▶ _WORK TO COMPLETE_
Repeat the listing in full, word for word.

Stored records:
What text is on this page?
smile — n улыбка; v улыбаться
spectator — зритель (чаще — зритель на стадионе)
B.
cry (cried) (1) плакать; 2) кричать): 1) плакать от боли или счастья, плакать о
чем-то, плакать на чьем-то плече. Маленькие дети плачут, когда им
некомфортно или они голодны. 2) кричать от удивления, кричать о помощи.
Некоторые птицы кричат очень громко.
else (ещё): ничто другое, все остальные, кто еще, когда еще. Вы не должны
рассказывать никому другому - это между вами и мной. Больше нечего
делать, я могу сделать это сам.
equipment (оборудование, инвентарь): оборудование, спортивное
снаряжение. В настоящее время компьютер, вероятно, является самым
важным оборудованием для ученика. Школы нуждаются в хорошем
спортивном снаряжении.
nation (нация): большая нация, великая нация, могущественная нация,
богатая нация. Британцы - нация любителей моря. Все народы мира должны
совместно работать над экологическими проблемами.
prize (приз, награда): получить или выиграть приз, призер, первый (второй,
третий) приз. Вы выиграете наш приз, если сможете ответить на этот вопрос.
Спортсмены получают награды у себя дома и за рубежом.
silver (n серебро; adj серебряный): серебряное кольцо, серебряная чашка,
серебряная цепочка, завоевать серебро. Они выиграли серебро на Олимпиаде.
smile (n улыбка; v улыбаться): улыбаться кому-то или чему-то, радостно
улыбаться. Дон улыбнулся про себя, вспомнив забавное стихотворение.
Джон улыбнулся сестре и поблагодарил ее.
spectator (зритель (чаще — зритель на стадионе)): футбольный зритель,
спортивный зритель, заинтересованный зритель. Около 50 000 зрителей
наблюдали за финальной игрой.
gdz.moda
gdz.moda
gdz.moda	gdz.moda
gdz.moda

▶ _RESULT FOR THIS EXERCISE_
What text is on this page?
smile — n улыбка; v улыбаться
spectator — зритель (чаще — зритель на стадионе)
B.
cry (cried) (1) плакать; 2) кричать): 1) плакать от боли или счастья, плакать о
чем-то, плакать на чьем-то плече. Маленькие дети плачут, когда им
некомфортно или они голодны. 2) кричать от удивления, кричать о помощи.
Некоторые птицы кричат очень громко.
else (ещё): ничто другое, все остальные, кто еще, когда еще. Вы не должны
рассказывать никому другому - это между вами и мной. Больше нечего
делать, я могу сделать это сам.
equipment (оборудование, инвентарь): оборудование, спортивное
снаряжение. В настоящее время компьютер, вероятно, является самым
важным оборудованием для ученика. Школы нуждаются в хорошем
спортивном снаряжении.
nation (нация): большая нация, великая нация, могущественная нация,
богатая нация. Британцы - нация любителей моря. Все народы мира должны
совместно работать над экологическими проблемами.
prize (приз, награда): получить или выиграть приз, призер, первый (второй,
третий) приз. Вы выиграете наш приз, если сможете ответить на этот вопрос.
Спортсмены получают награды у себя дома и за рубежом.
silver (n серебро; adj серебряный): серебряное кольцо, серебряная чашка,
серебряная цепочка, завоевать серебро. Они выиграли серебро на Олимпиаде.
smile (n улыбка; v улыбаться): улыбаться кому-то или чему-то, радостно
улыбаться. Дон улыбнулся про себя, вспомнив забавное стихотворение.
Джон улыбнулся сестре и поблагодарил ее.
spectator (зритель (чаще — зритель на стадионе)): футбольный зритель,
спортивный зритель, заинтересованный зритель. Около 50 000 зрителей
наблюдали за финальной игрой.
gdz.moda
gdz.moda
gdz.moda	gdz.moda
gdz.moda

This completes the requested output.